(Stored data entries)

════════════════

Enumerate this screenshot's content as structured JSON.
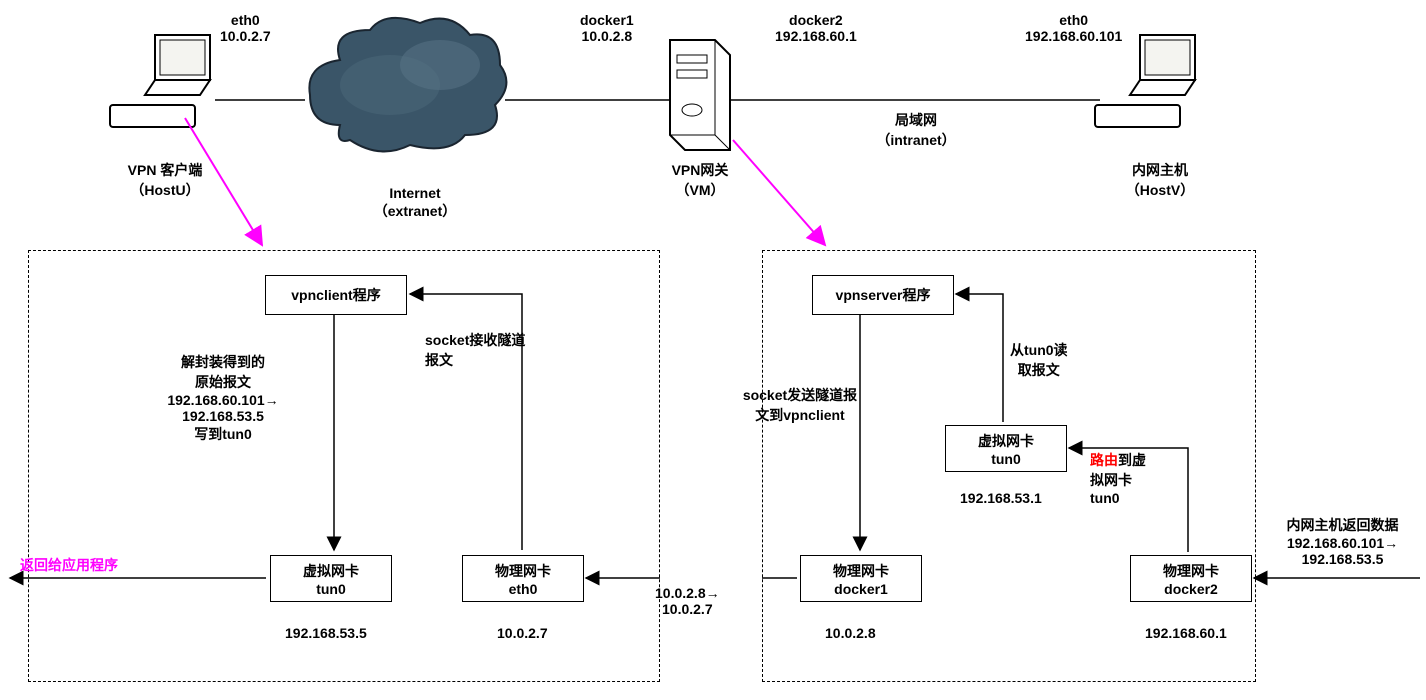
{
  "top": {
    "hostU": {
      "if": "eth0",
      "ip": "10.0.2.7",
      "name": "VPN 客户端",
      "sub": "（HostU）"
    },
    "internet": {
      "name": "Internet",
      "sub": "（extranet）"
    },
    "vm": {
      "if1": "docker1",
      "ip1": "10.0.2.8",
      "if2": "docker2",
      "ip2": "192.168.60.1",
      "name": "VPN网关",
      "sub": "（VM）"
    },
    "lan": {
      "name": "局域网",
      "sub": "（intranet）"
    },
    "hostV": {
      "if": "eth0",
      "ip": "192.168.60.101",
      "name": "内网主机",
      "sub": "（HostV）"
    }
  },
  "left": {
    "prog": "vpnclient程序",
    "decap1": "解封装得到的",
    "decap2": "原始报文",
    "decap3": "192.168.60.101→",
    "decap4": "192.168.53.5",
    "decap5": "写到tun0",
    "sock1": "socket接收隧道",
    "sock2": "报文",
    "vnic1": "虚拟网卡",
    "vnic2": "tun0",
    "vnicip": "192.168.53.5",
    "pnic1": "物理网卡",
    "pnic2": "eth0",
    "pnicip": "10.0.2.7",
    "out": "返回给应用程序"
  },
  "mid": {
    "l1": "10.0.2.8→",
    "l2": "10.0.2.7"
  },
  "right": {
    "prog": "vpnserver程序",
    "send1": "socket发送隧道报",
    "send2": "文到vpnclient",
    "read1": "从tun0读",
    "read2": "取报文",
    "vnic1": "虚拟网卡",
    "vnic2": "tun0",
    "vnicip": "192.168.53.1",
    "route1": "路由",
    "route2": "到虚",
    "route3": "拟网卡",
    "route4": "tun0",
    "p1a": "物理网卡",
    "p1b": "docker1",
    "p1ip": "10.0.2.8",
    "p2a": "物理网卡",
    "p2b": "docker2",
    "p2ip": "192.168.60.1",
    "in1": "内网主机返回数据",
    "in2": "192.168.60.101→",
    "in3": "192.168.53.5"
  }
}
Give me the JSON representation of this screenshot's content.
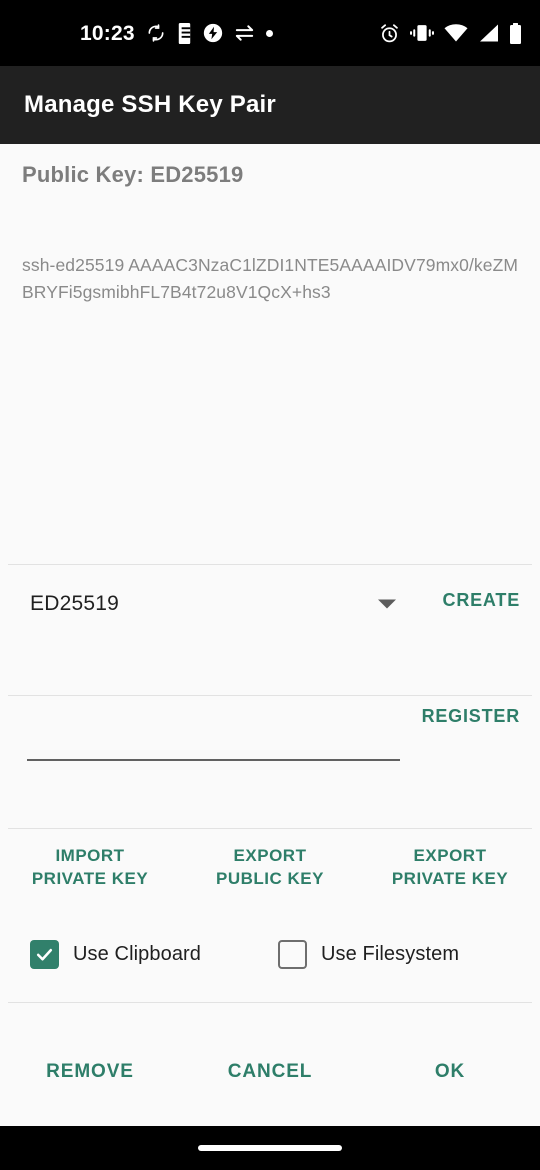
{
  "status_bar": {
    "time": "10:23",
    "left_icons": [
      "sync-disabled-icon",
      "vibrate-phone-icon",
      "flash-charging-icon",
      "data-transfer-icon",
      "dot-indicator-icon"
    ],
    "right_icons": [
      "alarm-clock-icon",
      "vibrate-icon",
      "wifi-icon",
      "cellular-signal-icon",
      "battery-icon"
    ]
  },
  "app_bar": {
    "title": "Manage SSH Key Pair"
  },
  "public_key": {
    "label": "Public Key: ED25519",
    "value": "ssh-ed25519 AAAAC3NzaC1lZDI1NTE5AAAAIDV79mx0/keZMBRYFi5gsmibhFL7B4t72u8V1QcX+hs3"
  },
  "key_type": {
    "selected": "ED25519",
    "create_label": "CREATE"
  },
  "register": {
    "input_value": "",
    "placeholder": "",
    "register_label": "REGISTER"
  },
  "transfer_buttons": [
    {
      "line1": "IMPORT",
      "line2": "PRIVATE KEY"
    },
    {
      "line1": "EXPORT",
      "line2": "PUBLIC KEY"
    },
    {
      "line1": "EXPORT",
      "line2": "PRIVATE KEY"
    }
  ],
  "storage_options": [
    {
      "label": "Use Clipboard",
      "checked": true
    },
    {
      "label": "Use Filesystem",
      "checked": false
    }
  ],
  "actions": [
    {
      "label": "REMOVE"
    },
    {
      "label": "CANCEL"
    },
    {
      "label": "OK"
    }
  ],
  "colors": {
    "accent": "#2e7e69",
    "checkbox_on": "#31806b",
    "app_bar_bg": "#212121",
    "page_bg": "#fafafa",
    "label_gray": "#7d7d7d",
    "key_text_gray": "#8a8a8a",
    "divider": "#e2e2e2"
  }
}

════════════════

Your objective —
Reproduce every line precisely as given, omitting all pictures.

Complete answer —
Enumerate this screenshot's content as structured JSON.
{
  "top": {
    "hostU": {
      "if": "eth0",
      "ip": "10.0.2.7",
      "name": "VPN 客户端",
      "sub": "（HostU）"
    },
    "internet": {
      "name": "Internet",
      "sub": "（extranet）"
    },
    "vm": {
      "if1": "docker1",
      "ip1": "10.0.2.8",
      "if2": "docker2",
      "ip2": "192.168.60.1",
      "name": "VPN网关",
      "sub": "（VM）"
    },
    "lan": {
      "name": "局域网",
      "sub": "（intranet）"
    },
    "hostV": {
      "if": "eth0",
      "ip": "192.168.60.101",
      "name": "内网主机",
      "sub": "（HostV）"
    }
  },
  "left": {
    "prog": "vpnclient程序",
    "decap1": "解封装得到的",
    "decap2": "原始报文",
    "decap3": "192.168.60.101→",
    "decap4": "192.168.53.5",
    "decap5": "写到tun0",
    "sock1": "socket接收隧道",
    "sock2": "报文",
    "vnic1": "虚拟网卡",
    "vnic2": "tun0",
    "vnicip": "192.168.53.5",
    "pnic1": "物理网卡",
    "pnic2": "eth0",
    "pnicip": "10.0.2.7",
    "out": "返回给应用程序"
  },
  "mid": {
    "l1": "10.0.2.8→",
    "l2": "10.0.2.7"
  },
  "right": {
    "prog": "vpnserver程序",
    "send1": "socket发送隧道报",
    "send2": "文到vpnclient",
    "read1": "从tun0读",
    "read2": "取报文",
    "vnic1": "虚拟网卡",
    "vnic2": "tun0",
    "vnicip": "192.168.53.1",
    "route1": "路由",
    "route2": "到虚",
    "route3": "拟网卡",
    "route4": "tun0",
    "p1a": "物理网卡",
    "p1b": "docker1",
    "p1ip": "10.0.2.8",
    "p2a": "物理网卡",
    "p2b": "docker2",
    "p2ip": "192.168.60.1",
    "in1": "内网主机返回数据",
    "in2": "192.168.60.101→",
    "in3": "192.168.53.5"
  }
}
Give me the JSON representation of this screenshot's content.
{
  "status_bar": {
    "time": "10:23",
    "left_icons": [
      "sync-disabled-icon",
      "vibrate-phone-icon",
      "flash-charging-icon",
      "data-transfer-icon",
      "dot-indicator-icon"
    ],
    "right_icons": [
      "alarm-clock-icon",
      "vibrate-icon",
      "wifi-icon",
      "cellular-signal-icon",
      "battery-icon"
    ]
  },
  "app_bar": {
    "title": "Manage SSH Key Pair"
  },
  "public_key": {
    "label": "Public Key: ED25519",
    "value": "ssh-ed25519 AAAAC3NzaC1lZDI1NTE5AAAAIDV79mx0/keZMBRYFi5gsmibhFL7B4t72u8V1QcX+hs3"
  },
  "key_type": {
    "selected": "ED25519",
    "create_label": "CREATE"
  },
  "register": {
    "input_value": "",
    "placeholder": "",
    "register_label": "REGISTER"
  },
  "transfer_buttons": [
    {
      "line1": "IMPORT",
      "line2": "PRIVATE KEY"
    },
    {
      "line1": "EXPORT",
      "line2": "PUBLIC KEY"
    },
    {
      "line1": "EXPORT",
      "line2": "PRIVATE KEY"
    }
  ],
  "storage_options": [
    {
      "label": "Use Clipboard",
      "checked": true
    },
    {
      "label": "Use Filesystem",
      "checked": false
    }
  ],
  "actions": [
    {
      "label": "REMOVE"
    },
    {
      "label": "CANCEL"
    },
    {
      "label": "OK"
    }
  ],
  "colors": {
    "accent": "#2e7e69",
    "checkbox_on": "#31806b",
    "app_bar_bg": "#212121",
    "page_bg": "#fafafa",
    "label_gray": "#7d7d7d",
    "key_text_gray": "#8a8a8a",
    "divider": "#e2e2e2"
  }
}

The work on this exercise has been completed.